TASK REQUIREMENTS:
Search the records below for the string "Hamburger", and report each line that contains it.
#### EXTRACTED DATA ####
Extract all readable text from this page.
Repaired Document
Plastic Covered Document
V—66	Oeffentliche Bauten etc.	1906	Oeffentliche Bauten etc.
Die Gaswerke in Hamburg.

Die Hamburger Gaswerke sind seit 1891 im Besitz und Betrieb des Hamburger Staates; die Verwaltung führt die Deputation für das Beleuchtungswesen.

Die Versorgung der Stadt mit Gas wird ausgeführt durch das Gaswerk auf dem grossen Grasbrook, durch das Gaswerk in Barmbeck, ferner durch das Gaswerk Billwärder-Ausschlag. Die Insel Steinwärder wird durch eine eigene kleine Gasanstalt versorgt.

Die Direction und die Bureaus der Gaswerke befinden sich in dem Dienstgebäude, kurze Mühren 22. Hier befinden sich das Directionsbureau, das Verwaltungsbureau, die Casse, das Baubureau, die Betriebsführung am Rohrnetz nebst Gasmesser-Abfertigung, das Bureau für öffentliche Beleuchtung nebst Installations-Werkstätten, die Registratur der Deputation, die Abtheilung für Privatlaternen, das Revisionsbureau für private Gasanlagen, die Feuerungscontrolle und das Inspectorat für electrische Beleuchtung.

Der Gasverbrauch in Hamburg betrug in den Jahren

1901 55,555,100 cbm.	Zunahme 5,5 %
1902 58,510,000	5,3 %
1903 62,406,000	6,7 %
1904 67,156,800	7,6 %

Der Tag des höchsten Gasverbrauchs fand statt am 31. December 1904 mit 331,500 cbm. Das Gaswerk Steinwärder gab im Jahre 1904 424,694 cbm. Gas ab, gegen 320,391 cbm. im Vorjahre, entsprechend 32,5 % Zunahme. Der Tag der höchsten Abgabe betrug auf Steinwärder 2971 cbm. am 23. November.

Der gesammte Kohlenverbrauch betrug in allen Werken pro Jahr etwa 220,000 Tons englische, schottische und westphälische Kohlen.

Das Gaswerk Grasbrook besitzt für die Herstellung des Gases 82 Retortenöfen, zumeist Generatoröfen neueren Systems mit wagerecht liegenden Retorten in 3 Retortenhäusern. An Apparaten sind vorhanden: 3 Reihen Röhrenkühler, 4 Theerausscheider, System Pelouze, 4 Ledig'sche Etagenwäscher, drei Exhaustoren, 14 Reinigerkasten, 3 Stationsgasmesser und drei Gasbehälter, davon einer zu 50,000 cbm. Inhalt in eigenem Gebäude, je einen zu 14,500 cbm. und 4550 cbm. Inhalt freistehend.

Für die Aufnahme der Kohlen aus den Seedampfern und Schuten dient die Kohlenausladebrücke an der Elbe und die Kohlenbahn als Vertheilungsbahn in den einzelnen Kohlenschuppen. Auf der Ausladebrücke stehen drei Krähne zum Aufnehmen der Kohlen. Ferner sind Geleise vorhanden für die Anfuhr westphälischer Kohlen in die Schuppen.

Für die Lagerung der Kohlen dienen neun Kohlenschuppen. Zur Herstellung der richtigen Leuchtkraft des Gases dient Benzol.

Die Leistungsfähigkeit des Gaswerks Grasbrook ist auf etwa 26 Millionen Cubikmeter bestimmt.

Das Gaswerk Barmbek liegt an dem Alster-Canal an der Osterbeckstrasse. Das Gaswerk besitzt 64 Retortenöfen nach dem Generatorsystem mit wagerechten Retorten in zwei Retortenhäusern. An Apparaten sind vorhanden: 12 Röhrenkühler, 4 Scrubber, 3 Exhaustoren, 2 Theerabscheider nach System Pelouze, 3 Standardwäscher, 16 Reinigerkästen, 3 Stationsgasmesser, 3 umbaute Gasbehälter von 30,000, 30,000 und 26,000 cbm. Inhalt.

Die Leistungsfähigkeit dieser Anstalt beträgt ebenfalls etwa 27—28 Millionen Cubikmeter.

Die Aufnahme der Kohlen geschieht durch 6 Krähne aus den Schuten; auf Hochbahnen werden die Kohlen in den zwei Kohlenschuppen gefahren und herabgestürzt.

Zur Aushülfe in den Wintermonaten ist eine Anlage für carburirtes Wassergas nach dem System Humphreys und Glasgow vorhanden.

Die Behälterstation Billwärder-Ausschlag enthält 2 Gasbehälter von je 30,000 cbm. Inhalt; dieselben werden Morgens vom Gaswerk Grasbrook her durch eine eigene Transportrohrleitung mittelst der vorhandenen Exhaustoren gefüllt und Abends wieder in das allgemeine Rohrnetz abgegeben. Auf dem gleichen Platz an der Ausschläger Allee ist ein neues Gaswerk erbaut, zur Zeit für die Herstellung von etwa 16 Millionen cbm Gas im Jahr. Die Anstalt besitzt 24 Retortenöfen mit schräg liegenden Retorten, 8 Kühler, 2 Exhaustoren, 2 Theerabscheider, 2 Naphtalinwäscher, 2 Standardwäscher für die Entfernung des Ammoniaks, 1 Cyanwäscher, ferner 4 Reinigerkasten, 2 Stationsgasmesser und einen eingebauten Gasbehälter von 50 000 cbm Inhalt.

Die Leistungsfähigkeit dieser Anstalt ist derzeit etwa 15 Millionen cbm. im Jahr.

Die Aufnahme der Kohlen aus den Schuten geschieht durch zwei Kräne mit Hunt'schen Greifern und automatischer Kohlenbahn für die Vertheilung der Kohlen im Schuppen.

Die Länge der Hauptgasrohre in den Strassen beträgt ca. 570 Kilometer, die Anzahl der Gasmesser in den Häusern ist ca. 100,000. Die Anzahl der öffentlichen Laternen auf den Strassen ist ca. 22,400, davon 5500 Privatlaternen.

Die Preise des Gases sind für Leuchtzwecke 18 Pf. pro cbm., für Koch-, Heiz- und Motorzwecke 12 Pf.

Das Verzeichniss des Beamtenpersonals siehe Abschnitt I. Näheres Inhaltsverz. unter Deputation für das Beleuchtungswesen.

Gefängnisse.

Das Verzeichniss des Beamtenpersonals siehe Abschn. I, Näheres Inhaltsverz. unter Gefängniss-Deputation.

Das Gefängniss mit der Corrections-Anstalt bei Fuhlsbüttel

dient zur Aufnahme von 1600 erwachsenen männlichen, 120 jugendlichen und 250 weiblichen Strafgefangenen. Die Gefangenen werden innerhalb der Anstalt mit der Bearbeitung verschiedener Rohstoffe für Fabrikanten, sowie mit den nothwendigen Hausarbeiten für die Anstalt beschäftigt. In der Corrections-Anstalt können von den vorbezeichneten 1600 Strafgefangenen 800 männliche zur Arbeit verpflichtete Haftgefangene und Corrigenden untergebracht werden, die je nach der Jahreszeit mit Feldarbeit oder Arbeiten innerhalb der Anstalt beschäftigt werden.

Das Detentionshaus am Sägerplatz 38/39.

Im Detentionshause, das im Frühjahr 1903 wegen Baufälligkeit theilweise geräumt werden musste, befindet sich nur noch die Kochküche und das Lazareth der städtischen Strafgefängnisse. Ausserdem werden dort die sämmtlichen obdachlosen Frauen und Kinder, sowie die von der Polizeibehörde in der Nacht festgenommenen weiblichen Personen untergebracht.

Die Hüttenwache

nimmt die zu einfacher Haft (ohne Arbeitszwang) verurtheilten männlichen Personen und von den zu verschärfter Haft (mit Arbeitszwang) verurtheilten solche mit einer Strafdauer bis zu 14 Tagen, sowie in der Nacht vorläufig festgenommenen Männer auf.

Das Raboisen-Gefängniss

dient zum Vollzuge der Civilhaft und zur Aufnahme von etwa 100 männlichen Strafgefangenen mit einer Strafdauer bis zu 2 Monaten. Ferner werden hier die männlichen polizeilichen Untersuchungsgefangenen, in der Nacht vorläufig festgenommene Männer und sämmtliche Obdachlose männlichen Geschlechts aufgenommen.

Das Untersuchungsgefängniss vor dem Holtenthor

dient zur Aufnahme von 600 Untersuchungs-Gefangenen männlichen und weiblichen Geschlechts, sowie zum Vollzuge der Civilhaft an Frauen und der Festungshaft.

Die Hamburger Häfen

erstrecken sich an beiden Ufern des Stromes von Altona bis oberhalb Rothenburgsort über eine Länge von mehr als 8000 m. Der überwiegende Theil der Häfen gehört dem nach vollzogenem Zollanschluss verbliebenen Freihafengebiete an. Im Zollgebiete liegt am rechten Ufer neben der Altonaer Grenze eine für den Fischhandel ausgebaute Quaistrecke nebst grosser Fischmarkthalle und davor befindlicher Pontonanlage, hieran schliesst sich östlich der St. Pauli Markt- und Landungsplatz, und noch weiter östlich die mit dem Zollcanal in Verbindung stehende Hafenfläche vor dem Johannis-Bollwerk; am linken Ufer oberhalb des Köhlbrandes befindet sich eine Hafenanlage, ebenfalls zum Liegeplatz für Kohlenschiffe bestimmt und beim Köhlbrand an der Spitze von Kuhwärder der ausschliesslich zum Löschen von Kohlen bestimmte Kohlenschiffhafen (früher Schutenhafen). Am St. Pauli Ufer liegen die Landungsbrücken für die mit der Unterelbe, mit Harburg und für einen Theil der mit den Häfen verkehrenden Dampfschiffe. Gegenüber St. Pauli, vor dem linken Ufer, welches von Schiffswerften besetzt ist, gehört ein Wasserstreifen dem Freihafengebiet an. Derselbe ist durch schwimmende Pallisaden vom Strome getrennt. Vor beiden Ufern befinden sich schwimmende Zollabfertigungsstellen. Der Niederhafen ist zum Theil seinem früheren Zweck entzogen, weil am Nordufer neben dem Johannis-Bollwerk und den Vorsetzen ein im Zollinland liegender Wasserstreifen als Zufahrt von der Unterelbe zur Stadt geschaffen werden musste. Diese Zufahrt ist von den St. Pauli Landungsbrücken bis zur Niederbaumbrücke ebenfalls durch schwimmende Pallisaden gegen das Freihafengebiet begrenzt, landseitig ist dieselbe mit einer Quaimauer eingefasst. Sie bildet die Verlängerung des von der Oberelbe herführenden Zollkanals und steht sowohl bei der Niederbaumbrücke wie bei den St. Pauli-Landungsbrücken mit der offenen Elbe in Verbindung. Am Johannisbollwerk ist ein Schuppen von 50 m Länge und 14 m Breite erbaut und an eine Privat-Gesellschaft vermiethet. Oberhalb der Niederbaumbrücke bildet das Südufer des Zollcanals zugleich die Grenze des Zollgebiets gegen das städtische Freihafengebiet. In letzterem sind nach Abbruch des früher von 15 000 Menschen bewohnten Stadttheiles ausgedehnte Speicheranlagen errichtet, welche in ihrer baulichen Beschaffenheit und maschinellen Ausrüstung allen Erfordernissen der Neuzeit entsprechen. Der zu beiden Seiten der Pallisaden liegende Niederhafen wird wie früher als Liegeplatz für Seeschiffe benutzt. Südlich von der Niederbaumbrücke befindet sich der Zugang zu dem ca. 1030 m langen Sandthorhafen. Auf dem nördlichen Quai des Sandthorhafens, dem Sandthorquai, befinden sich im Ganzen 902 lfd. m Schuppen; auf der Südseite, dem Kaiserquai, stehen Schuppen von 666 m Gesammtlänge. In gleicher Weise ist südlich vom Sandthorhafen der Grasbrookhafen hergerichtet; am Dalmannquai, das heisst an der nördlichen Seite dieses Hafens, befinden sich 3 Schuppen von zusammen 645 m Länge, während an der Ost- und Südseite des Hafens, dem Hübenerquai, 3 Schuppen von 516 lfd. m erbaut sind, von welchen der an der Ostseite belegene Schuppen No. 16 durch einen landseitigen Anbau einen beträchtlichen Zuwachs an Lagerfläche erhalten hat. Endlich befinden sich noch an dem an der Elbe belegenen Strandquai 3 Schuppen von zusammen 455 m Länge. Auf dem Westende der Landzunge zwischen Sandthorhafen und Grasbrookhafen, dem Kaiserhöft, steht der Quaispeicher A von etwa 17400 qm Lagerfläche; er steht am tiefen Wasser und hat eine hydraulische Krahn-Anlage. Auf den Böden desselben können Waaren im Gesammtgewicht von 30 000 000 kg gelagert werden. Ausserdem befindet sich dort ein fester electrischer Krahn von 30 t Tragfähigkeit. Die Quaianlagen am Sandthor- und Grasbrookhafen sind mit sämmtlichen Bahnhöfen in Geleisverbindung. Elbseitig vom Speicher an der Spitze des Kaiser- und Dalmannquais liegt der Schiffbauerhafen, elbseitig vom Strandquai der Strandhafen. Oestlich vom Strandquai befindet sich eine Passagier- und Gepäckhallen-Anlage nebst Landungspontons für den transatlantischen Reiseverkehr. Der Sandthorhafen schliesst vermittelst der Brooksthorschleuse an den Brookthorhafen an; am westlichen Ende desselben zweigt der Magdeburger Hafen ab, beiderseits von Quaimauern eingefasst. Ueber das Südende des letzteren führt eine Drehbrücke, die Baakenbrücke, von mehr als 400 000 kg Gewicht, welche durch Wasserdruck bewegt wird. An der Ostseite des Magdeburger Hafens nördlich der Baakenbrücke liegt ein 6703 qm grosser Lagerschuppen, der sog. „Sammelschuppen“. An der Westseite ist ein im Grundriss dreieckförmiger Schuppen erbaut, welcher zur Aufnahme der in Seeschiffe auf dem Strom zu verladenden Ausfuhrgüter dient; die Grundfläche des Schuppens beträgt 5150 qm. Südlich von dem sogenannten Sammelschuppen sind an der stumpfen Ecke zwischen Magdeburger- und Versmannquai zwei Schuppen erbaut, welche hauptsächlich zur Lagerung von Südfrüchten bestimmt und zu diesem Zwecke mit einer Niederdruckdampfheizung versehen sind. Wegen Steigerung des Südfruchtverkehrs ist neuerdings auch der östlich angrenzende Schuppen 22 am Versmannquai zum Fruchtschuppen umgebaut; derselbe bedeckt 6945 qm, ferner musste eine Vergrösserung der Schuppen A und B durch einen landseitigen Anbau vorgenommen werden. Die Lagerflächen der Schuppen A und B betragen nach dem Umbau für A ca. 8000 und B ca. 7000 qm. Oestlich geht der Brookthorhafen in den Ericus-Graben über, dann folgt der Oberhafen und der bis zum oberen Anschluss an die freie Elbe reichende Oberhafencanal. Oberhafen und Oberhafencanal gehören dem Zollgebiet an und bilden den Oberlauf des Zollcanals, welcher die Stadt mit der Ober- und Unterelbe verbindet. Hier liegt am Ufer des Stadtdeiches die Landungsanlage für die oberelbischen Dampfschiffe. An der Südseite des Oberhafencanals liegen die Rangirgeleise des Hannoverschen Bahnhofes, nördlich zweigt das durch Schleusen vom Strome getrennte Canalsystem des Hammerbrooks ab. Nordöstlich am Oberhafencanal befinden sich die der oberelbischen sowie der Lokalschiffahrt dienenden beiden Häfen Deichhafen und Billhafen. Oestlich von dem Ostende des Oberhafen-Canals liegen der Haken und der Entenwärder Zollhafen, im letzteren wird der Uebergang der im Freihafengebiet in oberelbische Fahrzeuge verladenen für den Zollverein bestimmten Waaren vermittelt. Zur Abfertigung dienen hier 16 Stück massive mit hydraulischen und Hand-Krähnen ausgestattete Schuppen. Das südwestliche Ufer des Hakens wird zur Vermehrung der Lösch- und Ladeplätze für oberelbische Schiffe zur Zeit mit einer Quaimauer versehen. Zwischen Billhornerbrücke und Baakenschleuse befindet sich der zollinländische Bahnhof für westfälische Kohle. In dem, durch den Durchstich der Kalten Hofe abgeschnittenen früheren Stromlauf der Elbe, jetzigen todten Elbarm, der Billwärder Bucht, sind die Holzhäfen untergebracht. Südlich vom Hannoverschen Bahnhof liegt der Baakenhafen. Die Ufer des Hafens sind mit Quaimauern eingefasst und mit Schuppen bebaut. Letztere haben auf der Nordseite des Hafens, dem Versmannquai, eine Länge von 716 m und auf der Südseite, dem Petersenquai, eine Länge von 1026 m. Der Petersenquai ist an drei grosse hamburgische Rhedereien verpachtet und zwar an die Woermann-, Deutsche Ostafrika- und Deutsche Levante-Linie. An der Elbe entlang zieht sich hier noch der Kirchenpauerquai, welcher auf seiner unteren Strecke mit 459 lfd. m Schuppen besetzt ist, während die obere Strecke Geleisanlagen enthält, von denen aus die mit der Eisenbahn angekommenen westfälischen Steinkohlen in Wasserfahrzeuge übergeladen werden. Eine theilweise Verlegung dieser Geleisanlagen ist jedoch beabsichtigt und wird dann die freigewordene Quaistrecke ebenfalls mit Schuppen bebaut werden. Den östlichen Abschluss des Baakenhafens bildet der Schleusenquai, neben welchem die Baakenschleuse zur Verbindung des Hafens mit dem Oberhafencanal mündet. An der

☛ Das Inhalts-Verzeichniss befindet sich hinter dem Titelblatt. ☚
####
YOUR RESPONSE:
Die Hamburger Gaswerke sind seit 1891 im Besitz und Betrieb des Hamburger Staates; die Verwaltung führt die Deputation für das Beleuchtungswesen.
Die Hamburger Häfen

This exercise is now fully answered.